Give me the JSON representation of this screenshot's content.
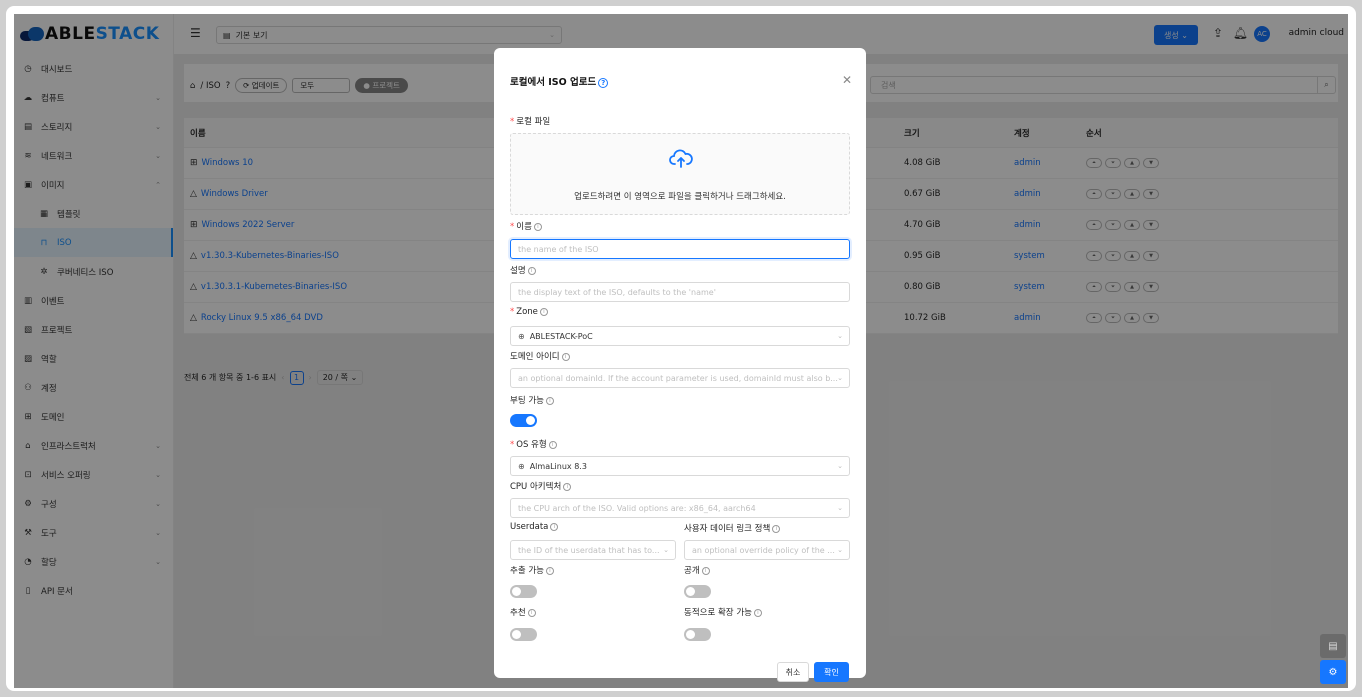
{
  "brand": {
    "name_a": "ABLE",
    "name_b": "STACK"
  },
  "sidebar": {
    "items": [
      {
        "label": "대시보드",
        "icon": "dashboard-icon",
        "arrow": ""
      },
      {
        "label": "컴퓨트",
        "icon": "cloud-icon",
        "arrow": "⌄"
      },
      {
        "label": "스토리지",
        "icon": "storage-icon",
        "arrow": "⌄"
      },
      {
        "label": "네트워크",
        "icon": "wifi-icon",
        "arrow": "⌄"
      },
      {
        "label": "이미지",
        "icon": "image-icon",
        "arrow": "⌃"
      },
      {
        "label": "템플릿",
        "icon": "template-icon",
        "arrow": "",
        "sub": true
      },
      {
        "label": "ISO",
        "icon": "iso-icon",
        "arrow": "",
        "sub": true,
        "active": true
      },
      {
        "label": "쿠버네티스 ISO",
        "icon": "kubernetes-icon",
        "arrow": "",
        "sub": true
      },
      {
        "label": "이벤트",
        "icon": "event-icon",
        "arrow": ""
      },
      {
        "label": "프로젝트",
        "icon": "project-icon",
        "arrow": ""
      },
      {
        "label": "역할",
        "icon": "role-icon",
        "arrow": ""
      },
      {
        "label": "계정",
        "icon": "users-icon",
        "arrow": ""
      },
      {
        "label": "도메인",
        "icon": "domain-icon",
        "arrow": ""
      },
      {
        "label": "인프라스트럭처",
        "icon": "bank-icon",
        "arrow": "⌄"
      },
      {
        "label": "서비스 오퍼링",
        "icon": "shopping-icon",
        "arrow": "⌄"
      },
      {
        "label": "구성",
        "icon": "settings-icon",
        "arrow": "⌄"
      },
      {
        "label": "도구",
        "icon": "tool-icon",
        "arrow": "⌄"
      },
      {
        "label": "할당",
        "icon": "pie-icon",
        "arrow": "⌄"
      },
      {
        "label": "API 문서",
        "icon": "book-icon",
        "arrow": ""
      }
    ]
  },
  "topbar": {
    "view_select": "기본 보기",
    "create_label": "생성",
    "avatar_initials": "AC",
    "user": "admin cloud"
  },
  "toolbar": {
    "breadcrumb": "/ ISO",
    "update": "업데이트",
    "filter_value": "모두",
    "project": "프로젝트",
    "search_placeholder": "검색"
  },
  "table": {
    "headers": {
      "name": "이름",
      "size": "크기",
      "account": "계정",
      "order": "순서"
    },
    "rows": [
      {
        "name": "Windows 10",
        "os": "windows",
        "size": "4.08 GiB",
        "account": "admin"
      },
      {
        "name": "Windows Driver",
        "os": "linux",
        "size": "0.67 GiB",
        "account": "admin"
      },
      {
        "name": "Windows 2022 Server",
        "os": "windows",
        "size": "4.70 GiB",
        "account": "admin"
      },
      {
        "name": "v1.30.3-Kubernetes-Binaries-ISO",
        "os": "linux",
        "size": "0.95 GiB",
        "account": "system"
      },
      {
        "name": "v1.30.3.1-Kubernetes-Binaries-ISO",
        "os": "linux",
        "size": "0.80 GiB",
        "account": "system"
      },
      {
        "name": "Rocky Linux 9.5 x86_64 DVD",
        "os": "linux",
        "size": "10.72 GiB",
        "account": "admin"
      }
    ]
  },
  "pagination": {
    "summary": "전체 6 개 항목 중 1-6 표시",
    "page": "1",
    "page_size": "20 / 쪽"
  },
  "modal": {
    "title": "로컬에서 ISO 업로드",
    "local_file_label": "로컬 파일",
    "upload_hint": "업로드하려면 이 영역으로 파일을 클릭하거나 드래그하세요.",
    "name_label": "이름",
    "name_placeholder": "the name of the ISO",
    "desc_label": "설명",
    "desc_placeholder": "the display text of the ISO, defaults to the 'name'",
    "zone_label": "Zone",
    "zone_value": "ABLESTACK-PoC",
    "domain_label": "도메인 아이디",
    "domain_placeholder": "an optional domainId. If the account parameter is used, domainId must also b...",
    "bootable_label": "부팅 가능",
    "bootable_on": true,
    "os_label": "OS 유형",
    "os_value": "AlmaLinux 8.3",
    "cpu_label": "CPU 아키텍처",
    "cpu_placeholder": "the CPU arch of the ISO. Valid options are: x86_64, aarch64",
    "userdata_label": "Userdata",
    "userdata_placeholder": "the ID of the userdata that has to...",
    "userdata_policy_label": "사용자 데이터 링크 정책",
    "userdata_policy_placeholder": "an optional override policy of the ...",
    "extractable_label": "추출 가능",
    "public_label": "공개",
    "featured_label": "추천",
    "dynamic_label": "동적으로 확장 가능",
    "cancel": "취소",
    "ok": "확인"
  },
  "colors": {
    "accent": "#1677ff",
    "required": "#ff4d4f"
  }
}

* * * * * * * * *

Aim of the task: Leave out all images, then reproduce the entries above exactly.

Written answer:
Give me the JSON representation of this screenshot's content.
{
  "brand": {
    "name_a": "ABLE",
    "name_b": "STACK"
  },
  "sidebar": {
    "items": [
      {
        "label": "대시보드",
        "icon": "dashboard-icon",
        "arrow": ""
      },
      {
        "label": "컴퓨트",
        "icon": "cloud-icon",
        "arrow": "⌄"
      },
      {
        "label": "스토리지",
        "icon": "storage-icon",
        "arrow": "⌄"
      },
      {
        "label": "네트워크",
        "icon": "wifi-icon",
        "arrow": "⌄"
      },
      {
        "label": "이미지",
        "icon": "image-icon",
        "arrow": "⌃"
      },
      {
        "label": "템플릿",
        "icon": "template-icon",
        "arrow": "",
        "sub": true
      },
      {
        "label": "ISO",
        "icon": "iso-icon",
        "arrow": "",
        "sub": true,
        "active": true
      },
      {
        "label": "쿠버네티스 ISO",
        "icon": "kubernetes-icon",
        "arrow": "",
        "sub": true
      },
      {
        "label": "이벤트",
        "icon": "event-icon",
        "arrow": ""
      },
      {
        "label": "프로젝트",
        "icon": "project-icon",
        "arrow": ""
      },
      {
        "label": "역할",
        "icon": "role-icon",
        "arrow": ""
      },
      {
        "label": "계정",
        "icon": "users-icon",
        "arrow": ""
      },
      {
        "label": "도메인",
        "icon": "domain-icon",
        "arrow": ""
      },
      {
        "label": "인프라스트럭처",
        "icon": "bank-icon",
        "arrow": "⌄"
      },
      {
        "label": "서비스 오퍼링",
        "icon": "shopping-icon",
        "arrow": "⌄"
      },
      {
        "label": "구성",
        "icon": "settings-icon",
        "arrow": "⌄"
      },
      {
        "label": "도구",
        "icon": "tool-icon",
        "arrow": "⌄"
      },
      {
        "label": "할당",
        "icon": "pie-icon",
        "arrow": "⌄"
      },
      {
        "label": "API 문서",
        "icon": "book-icon",
        "arrow": ""
      }
    ]
  },
  "topbar": {
    "view_select": "기본 보기",
    "create_label": "생성",
    "avatar_initials": "AC",
    "user": "admin cloud"
  },
  "toolbar": {
    "breadcrumb": "/ ISO",
    "update": "업데이트",
    "filter_value": "모두",
    "project": "프로젝트",
    "search_placeholder": "검색"
  },
  "table": {
    "headers": {
      "name": "이름",
      "size": "크기",
      "account": "계정",
      "order": "순서"
    },
    "rows": [
      {
        "name": "Windows 10",
        "os": "windows",
        "size": "4.08 GiB",
        "account": "admin"
      },
      {
        "name": "Windows Driver",
        "os": "linux",
        "size": "0.67 GiB",
        "account": "admin"
      },
      {
        "name": "Windows 2022 Server",
        "os": "windows",
        "size": "4.70 GiB",
        "account": "admin"
      },
      {
        "name": "v1.30.3-Kubernetes-Binaries-ISO",
        "os": "linux",
        "size": "0.95 GiB",
        "account": "system"
      },
      {
        "name": "v1.30.3.1-Kubernetes-Binaries-ISO",
        "os": "linux",
        "size": "0.80 GiB",
        "account": "system"
      },
      {
        "name": "Rocky Linux 9.5 x86_64 DVD",
        "os": "linux",
        "size": "10.72 GiB",
        "account": "admin"
      }
    ]
  },
  "pagination": {
    "summary": "전체 6 개 항목 중 1-6 표시",
    "page": "1",
    "page_size": "20 / 쪽"
  },
  "modal": {
    "title": "로컬에서 ISO 업로드",
    "local_file_label": "로컬 파일",
    "upload_hint": "업로드하려면 이 영역으로 파일을 클릭하거나 드래그하세요.",
    "name_label": "이름",
    "name_placeholder": "the name of the ISO",
    "desc_label": "설명",
    "desc_placeholder": "the display text of the ISO, defaults to the 'name'",
    "zone_label": "Zone",
    "zone_value": "ABLESTACK-PoC",
    "domain_label": "도메인 아이디",
    "domain_placeholder": "an optional domainId. If the account parameter is used, domainId must also b...",
    "bootable_label": "부팅 가능",
    "bootable_on": true,
    "os_label": "OS 유형",
    "os_value": "AlmaLinux 8.3",
    "cpu_label": "CPU 아키텍처",
    "cpu_placeholder": "the CPU arch of the ISO. Valid options are: x86_64, aarch64",
    "userdata_label": "Userdata",
    "userdata_placeholder": "the ID of the userdata that has to...",
    "userdata_policy_label": "사용자 데이터 링크 정책",
    "userdata_policy_placeholder": "an optional override policy of the ...",
    "extractable_label": "추출 가능",
    "public_label": "공개",
    "featured_label": "추천",
    "dynamic_label": "동적으로 확장 가능",
    "cancel": "취소",
    "ok": "확인"
  },
  "colors": {
    "accent": "#1677ff",
    "required": "#ff4d4f"
  }
}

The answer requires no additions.